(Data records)
- - -

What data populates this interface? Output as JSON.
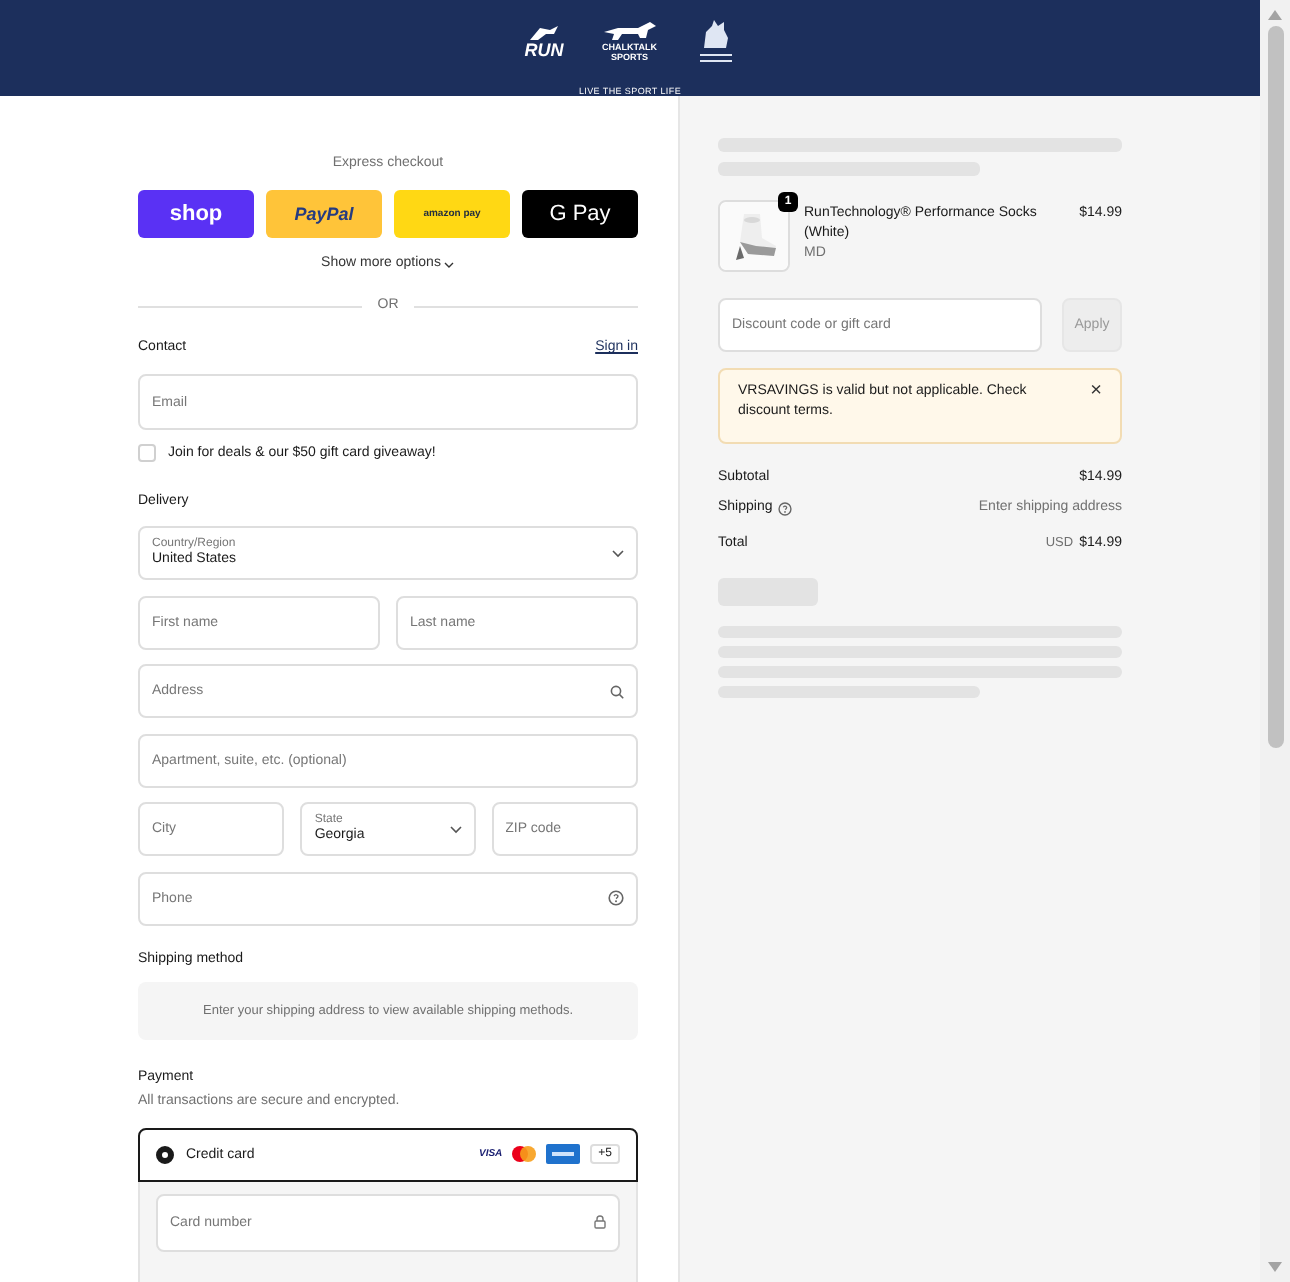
{
  "header": {
    "logos": [
      {
        "kind": "run",
        "text": "RUN"
      },
      {
        "kind": "chalktalk",
        "text": "CHALKTALK SPORTS"
      },
      {
        "kind": "mascot"
      }
    ],
    "tagline": "LIVE THE SPORT LIFE"
  },
  "express": {
    "title": "Express checkout",
    "buttons": [
      {
        "kind": "shop",
        "label": "shop"
      },
      {
        "kind": "paypal",
        "label": "PayPal"
      },
      {
        "kind": "amazon",
        "label": "amazon pay"
      },
      {
        "kind": "gpay",
        "label": "G Pay"
      }
    ],
    "more": "Show more options",
    "divider": "OR"
  },
  "contact": {
    "title": "Contact",
    "link": "Sign in",
    "email": {
      "placeholder": "Email"
    },
    "newsletter": {
      "label": "Join for deals & our $50 gift card giveaway!",
      "checked": false
    }
  },
  "delivery": {
    "title": "Delivery",
    "rows": [
      {
        "fields": [
          {
            "kind": "select",
            "label": "Country/Region",
            "value": "United States"
          }
        ]
      },
      {
        "fields": [
          {
            "kind": "input",
            "placeholder": "First name"
          },
          {
            "kind": "input",
            "placeholder": "Last name"
          }
        ]
      },
      {
        "fields": [
          {
            "kind": "search",
            "placeholder": "Address"
          }
        ]
      },
      {
        "fields": [
          {
            "kind": "input",
            "placeholder": "Apartment, suite, etc. (optional)"
          }
        ]
      },
      {
        "fields": [
          {
            "kind": "input",
            "placeholder": "City"
          },
          {
            "kind": "select",
            "label": "State",
            "value": "Georgia"
          },
          {
            "kind": "input",
            "placeholder": "ZIP code"
          }
        ]
      },
      {
        "fields": [
          {
            "kind": "help",
            "placeholder": "Phone"
          }
        ]
      }
    ]
  },
  "shipping_method": {
    "title": "Shipping method",
    "message": "Enter your shipping address to view available shipping methods."
  },
  "payment": {
    "title": "Payment",
    "subtitle": "All transactions are secure and encrypted.",
    "methods": [
      {
        "label": "Credit card",
        "selected": true,
        "cards": [
          {
            "kind": "visa",
            "text": "VISA"
          },
          {
            "kind": "mastercard"
          },
          {
            "kind": "amex"
          }
        ],
        "more": "+5"
      }
    ],
    "card_number": {
      "placeholder": "Card number"
    }
  },
  "summary": {
    "item": {
      "quantity": "1",
      "name": "RunTechnology® Performance Socks (White)",
      "variant": "MD",
      "price": "$14.99"
    },
    "discount": {
      "placeholder": "Discount code or gift card",
      "button": "Apply",
      "disabled": true
    },
    "notice": {
      "text": "VRSAVINGS is valid but not applicable. Check discount terms.",
      "close": "×"
    },
    "lines": [
      {
        "kind": "plain",
        "label": "Subtotal",
        "value": "$14.99"
      },
      {
        "kind": "help",
        "label": "Shipping",
        "value": "Enter shipping address"
      }
    ],
    "total": {
      "label": "Total",
      "currency": "USD",
      "value": "$14.99"
    }
  }
}
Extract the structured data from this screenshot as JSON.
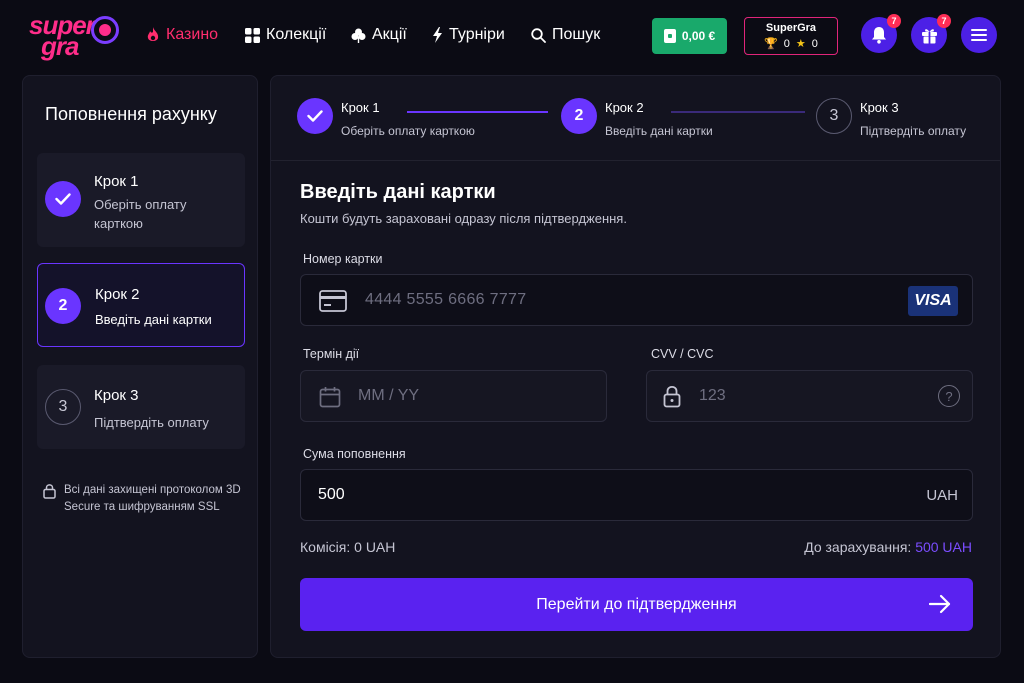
{
  "header": {
    "logo_line1": "super",
    "logo_line2": "gra",
    "nav": {
      "casino": "Казино",
      "collections": "Колекції",
      "promotions": "Акції",
      "tournaments": "Турніри",
      "search": "Пошук"
    },
    "balance": "0,00 €",
    "profile": {
      "name": "SuperGra",
      "trophies": "0",
      "stars": "0"
    },
    "notifications_count": "7",
    "gifts_count": "7"
  },
  "sidebar": {
    "title": "Поповнення рахунку",
    "steps": [
      {
        "number": "1",
        "title": "Крок 1",
        "subtitle": "Оберіть оплату карткою",
        "state": "done"
      },
      {
        "number": "2",
        "title": "Крок 2",
        "subtitle": "Введіть дані картки",
        "state": "active"
      },
      {
        "number": "3",
        "title": "Крок 3",
        "subtitle": "Підтвердіть оплату",
        "state": "pending"
      }
    ],
    "security_note": "Всі дані захищені протоколом 3D Secure та шифруванням SSL"
  },
  "stepper": [
    {
      "number": "1",
      "title": "Крок 1",
      "subtitle": "Оберіть оплату карткою"
    },
    {
      "number": "2",
      "title": "Крок 2",
      "subtitle": "Введіть дані картки"
    },
    {
      "number": "3",
      "title": "Крок 3",
      "subtitle": "Підтвердіть оплату"
    }
  ],
  "form": {
    "title": "Введіть дані картки",
    "subtitle": "Кошти будуть зараховані одразу після підтвердження.",
    "card_number": {
      "label": "Номер картки",
      "placeholder": "4444 5555 6666 7777",
      "brand": "VISA"
    },
    "expiry": {
      "label": "Термін дії",
      "placeholder": "MM / YY"
    },
    "cvv": {
      "label": "CVV / CVC",
      "placeholder": "123",
      "help": "?"
    },
    "amount": {
      "label": "Сума поповнення",
      "value": "500",
      "currency": "UAH"
    },
    "fee_text": "Комісія: 0 UAH",
    "credit_label": "До зарахування:",
    "credit_amount": "500 UAH",
    "submit_label": "Перейти до підтвердження"
  },
  "colors": {
    "accent": "#6a35ff",
    "brand_pink": "#ff2d8a",
    "balance_green": "#19a96b",
    "background": "#0b0b14",
    "panel": "#13131f"
  }
}
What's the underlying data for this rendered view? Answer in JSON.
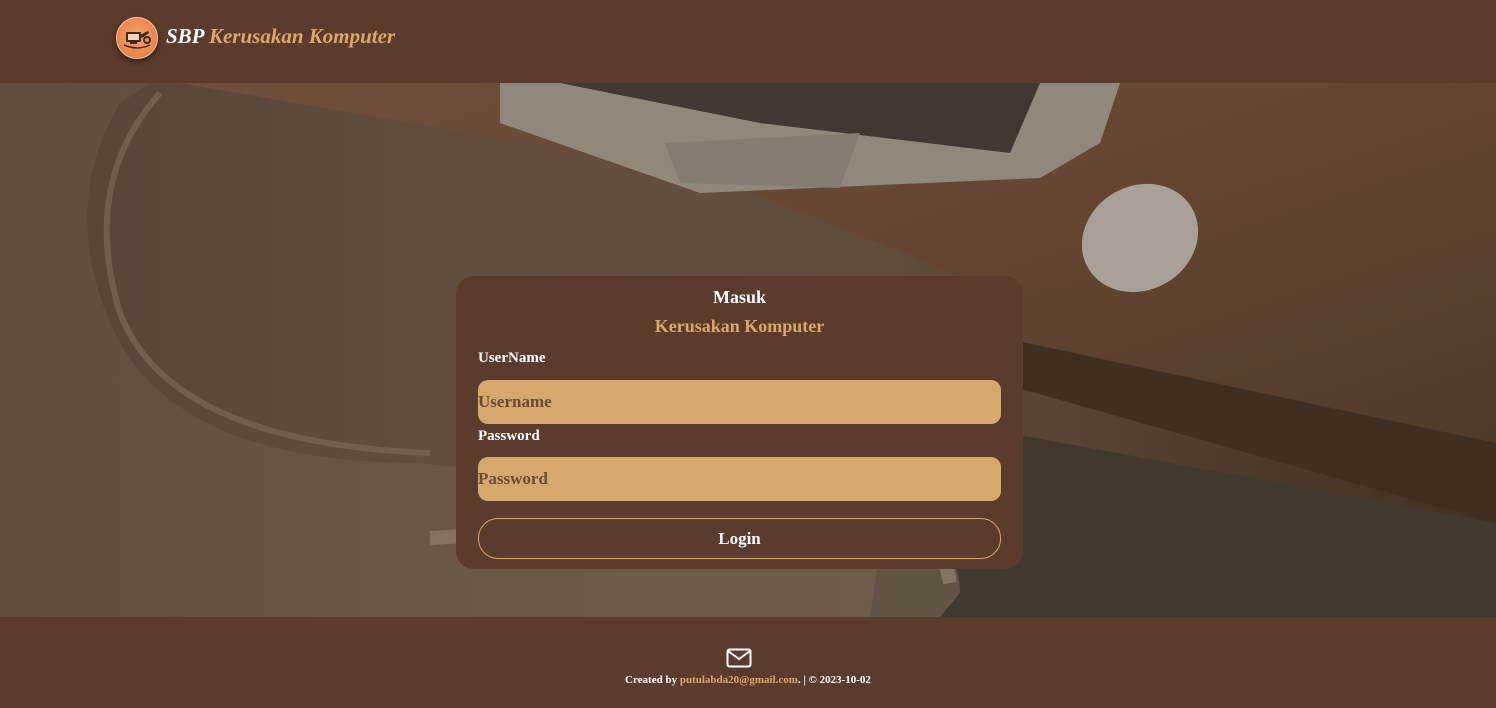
{
  "navbar": {
    "brand_bold": "SBP",
    "brand_rest": "Kerusakan Komputer",
    "logo_icon": "computer-repair-logo-icon"
  },
  "login": {
    "title": "Masuk",
    "subtitle": "Kerusakan Komputer",
    "username_label": "UserName",
    "username_placeholder": "Username",
    "username_value": "",
    "password_label": "Password",
    "password_placeholder": "Password",
    "password_value": "",
    "button_label": "Login"
  },
  "footer": {
    "icon": "envelope-icon",
    "created_by": "Created by",
    "email": "putulabda20@gmail.com",
    "after_email": ". | © 2023-10-02"
  },
  "colors": {
    "primary_brown": "#5b3b2c",
    "accent_tan": "#d9a86a",
    "input_bg": "#d5a86e",
    "text_white": "#ffffff"
  }
}
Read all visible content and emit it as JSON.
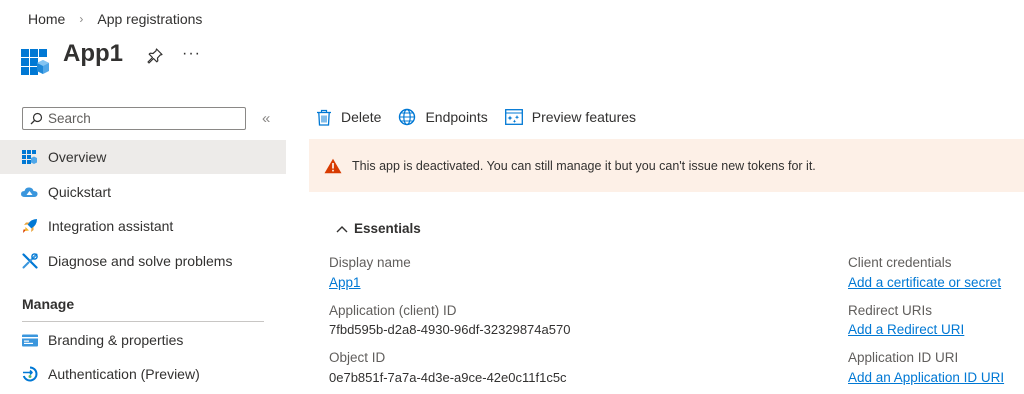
{
  "breadcrumb": {
    "home": "Home",
    "current": "App registrations"
  },
  "app": {
    "title": "App1"
  },
  "search": {
    "placeholder": "Search"
  },
  "sidebar": {
    "items": [
      {
        "label": "Overview",
        "icon": "overview-icon"
      },
      {
        "label": "Quickstart",
        "icon": "quickstart-icon"
      },
      {
        "label": "Integration assistant",
        "icon": "rocket-icon"
      },
      {
        "label": "Diagnose and solve problems",
        "icon": "wrench-icon"
      }
    ],
    "manage_heading": "Manage",
    "manage_items": [
      {
        "label": "Branding & properties",
        "icon": "branding-icon"
      },
      {
        "label": "Authentication (Preview)",
        "icon": "authentication-icon"
      }
    ]
  },
  "toolbar": {
    "delete": "Delete",
    "endpoints": "Endpoints",
    "preview": "Preview features"
  },
  "banner": {
    "text": "This app is deactivated. You can still manage it but you can't issue new tokens for it."
  },
  "essentials": {
    "header": "Essentials",
    "display_name_label": "Display name",
    "display_name_value": "App1",
    "app_id_label": "Application (client) ID",
    "app_id_value": "7fbd595b-d2a8-4930-96df-32329874a570",
    "object_id_label": "Object ID",
    "object_id_value": "0e7b851f-7a7a-4d3e-a9ce-42e0c11f1c5c",
    "client_creds_label": "Client credentials",
    "client_creds_link": "Add a certificate or secret",
    "redirect_label": "Redirect URIs",
    "redirect_link": "Add a Redirect URI",
    "app_id_uri_label": "Application ID URI",
    "app_id_uri_link": "Add an Application ID URI"
  },
  "colors": {
    "accent": "#0078d4",
    "warning": "#d83b01",
    "banner_bg": "#fdf0e7",
    "active_nav": "#edebe9"
  }
}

- - -

WORK TO BE COMPLETED
All entries are to be retyped exactly. Omit any embedded images.

CORRECT OUTPUT
What data populates this interface? Output as JSON.
{
  "header": {
    "logos": [
      {
        "kind": "run",
        "text": "RUN"
      },
      {
        "kind": "chalktalk",
        "text": "CHALKTALK SPORTS"
      },
      {
        "kind": "mascot"
      }
    ],
    "tagline": "LIVE THE SPORT LIFE"
  },
  "express": {
    "title": "Express checkout",
    "buttons": [
      {
        "kind": "shop",
        "label": "shop"
      },
      {
        "kind": "paypal",
        "label": "PayPal"
      },
      {
        "kind": "amazon",
        "label": "amazon pay"
      },
      {
        "kind": "gpay",
        "label": "G Pay"
      }
    ],
    "more": "Show more options",
    "divider": "OR"
  },
  "contact": {
    "title": "Contact",
    "link": "Sign in",
    "email": {
      "placeholder": "Email"
    },
    "newsletter": {
      "label": "Join for deals & our $50 gift card giveaway!",
      "checked": false
    }
  },
  "delivery": {
    "title": "Delivery",
    "rows": [
      {
        "fields": [
          {
            "kind": "select",
            "label": "Country/Region",
            "value": "United States"
          }
        ]
      },
      {
        "fields": [
          {
            "kind": "input",
            "placeholder": "First name"
          },
          {
            "kind": "input",
            "placeholder": "Last name"
          }
        ]
      },
      {
        "fields": [
          {
            "kind": "search",
            "placeholder": "Address"
          }
        ]
      },
      {
        "fields": [
          {
            "kind": "input",
            "placeholder": "Apartment, suite, etc. (optional)"
          }
        ]
      },
      {
        "fields": [
          {
            "kind": "input",
            "placeholder": "City"
          },
          {
            "kind": "select",
            "label": "State",
            "value": "Georgia"
          },
          {
            "kind": "input",
            "placeholder": "ZIP code"
          }
        ]
      },
      {
        "fields": [
          {
            "kind": "help",
            "placeholder": "Phone"
          }
        ]
      }
    ]
  },
  "shipping_method": {
    "title": "Shipping method",
    "message": "Enter your shipping address to view available shipping methods."
  },
  "payment": {
    "title": "Payment",
    "subtitle": "All transactions are secure and encrypted.",
    "methods": [
      {
        "label": "Credit card",
        "selected": true,
        "cards": [
          {
            "kind": "visa",
            "text": "VISA"
          },
          {
            "kind": "mastercard"
          },
          {
            "kind": "amex"
          }
        ],
        "more": "+5"
      }
    ],
    "card_number": {
      "placeholder": "Card number"
    }
  },
  "summary": {
    "item": {
      "quantity": "1",
      "name": "RunTechnology® Performance Socks (White)",
      "variant": "MD",
      "price": "$14.99"
    },
    "discount": {
      "placeholder": "Discount code or gift card",
      "button": "Apply",
      "disabled": true
    },
    "notice": {
      "text": "VRSAVINGS is valid but not applicable. Check discount terms.",
      "close": "×"
    },
    "lines": [
      {
        "kind": "plain",
        "label": "Subtotal",
        "value": "$14.99"
      },
      {
        "kind": "help",
        "label": "Shipping",
        "value": "Enter shipping address"
      }
    ],
    "total": {
      "label": "Total",
      "currency": "USD",
      "value": "$14.99"
    }
  }
}
Extract the structured data from this screenshot as JSON.
{
  "header": {
    "logo_line1": "super",
    "logo_line2": "gra",
    "nav": {
      "casino": "Казино",
      "collections": "Колекції",
      "promotions": "Акції",
      "tournaments": "Турніри",
      "search": "Пошук"
    },
    "balance": "0,00 €",
    "profile": {
      "name": "SuperGra",
      "trophies": "0",
      "stars": "0"
    },
    "notifications_count": "7",
    "gifts_count": "7"
  },
  "sidebar": {
    "title": "Поповнення рахунку",
    "steps": [
      {
        "number": "1",
        "title": "Крок 1",
        "subtitle": "Оберіть оплату карткою",
        "state": "done"
      },
      {
        "number": "2",
        "title": "Крок 2",
        "subtitle": "Введіть дані картки",
        "state": "active"
      },
      {
        "number": "3",
        "title": "Крок 3",
        "subtitle": "Підтвердіть оплату",
        "state": "pending"
      }
    ],
    "security_note": "Всі дані захищені протоколом 3D Secure та шифруванням SSL"
  },
  "stepper": [
    {
      "number": "1",
      "title": "Крок 1",
      "subtitle": "Оберіть оплату карткою"
    },
    {
      "number": "2",
      "title": "Крок 2",
      "subtitle": "Введіть дані картки"
    },
    {
      "number": "3",
      "title": "Крок 3",
      "subtitle": "Підтвердіть оплату"
    }
  ],
  "form": {
    "title": "Введіть дані картки",
    "subtitle": "Кошти будуть зараховані одразу після підтвердження.",
    "card_number": {
      "label": "Номер картки",
      "placeholder": "4444 5555 6666 7777",
      "brand": "VISA"
    },
    "expiry": {
      "label": "Термін дії",
      "placeholder": "MM / YY"
    },
    "cvv": {
      "label": "CVV / CVC",
      "placeholder": "123",
      "help": "?"
    },
    "amount": {
      "label": "Сума поповнення",
      "value": "500",
      "currency": "UAH"
    },
    "fee_text": "Комісія: 0 UAH",
    "credit_label": "До зарахування:",
    "credit_amount": "500 UAH",
    "submit_label": "Перейти до підтвердження"
  },
  "colors": {
    "accent": "#6a35ff",
    "brand_pink": "#ff2d8a",
    "balance_green": "#19a96b",
    "background": "#0b0b14",
    "panel": "#13131f"
  }
}
What's the underlying data for this rendered view? Answer in JSON.
{
  "navbar": {
    "brand_bold": "SBP",
    "brand_rest": "Kerusakan Komputer",
    "logo_icon": "computer-repair-logo-icon"
  },
  "login": {
    "title": "Masuk",
    "subtitle": "Kerusakan Komputer",
    "username_label": "UserName",
    "username_placeholder": "Username",
    "username_value": "",
    "password_label": "Password",
    "password_placeholder": "Password",
    "password_value": "",
    "button_label": "Login"
  },
  "footer": {
    "icon": "envelope-icon",
    "created_by": "Created by",
    "email": "putulabda20@gmail.com",
    "after_email": ". | © 2023-10-02"
  },
  "colors": {
    "primary_brown": "#5b3b2c",
    "accent_tan": "#d9a86a",
    "input_bg": "#d5a86e",
    "text_white": "#ffffff"
  }
}
Read all visible content and emit it as JSON.
{
  "breadcrumb": {
    "home": "Home",
    "current": "App registrations"
  },
  "app": {
    "title": "App1"
  },
  "search": {
    "placeholder": "Search"
  },
  "sidebar": {
    "items": [
      {
        "label": "Overview",
        "icon": "overview-icon"
      },
      {
        "label": "Quickstart",
        "icon": "quickstart-icon"
      },
      {
        "label": "Integration assistant",
        "icon": "rocket-icon"
      },
      {
        "label": "Diagnose and solve problems",
        "icon": "wrench-icon"
      }
    ],
    "manage_heading": "Manage",
    "manage_items": [
      {
        "label": "Branding & properties",
        "icon": "branding-icon"
      },
      {
        "label": "Authentication (Preview)",
        "icon": "authentication-icon"
      }
    ]
  },
  "toolbar": {
    "delete": "Delete",
    "endpoints": "Endpoints",
    "preview": "Preview features"
  },
  "banner": {
    "text": "This app is deactivated. You can still manage it but you can't issue new tokens for it."
  },
  "essentials": {
    "header": "Essentials",
    "display_name_label": "Display name",
    "display_name_value": "App1",
    "app_id_label": "Application (client) ID",
    "app_id_value": "7fbd595b-d2a8-4930-96df-32329874a570",
    "object_id_label": "Object ID",
    "object_id_value": "0e7b851f-7a7a-4d3e-a9ce-42e0c11f1c5c",
    "client_creds_label": "Client credentials",
    "client_creds_link": "Add a certificate or secret",
    "redirect_label": "Redirect URIs",
    "redirect_link": "Add a Redirect URI",
    "app_id_uri_label": "Application ID URI",
    "app_id_uri_link": "Add an Application ID URI"
  },
  "colors": {
    "accent": "#0078d4",
    "warning": "#d83b01",
    "banner_bg": "#fdf0e7",
    "active_nav": "#edebe9"
  }
}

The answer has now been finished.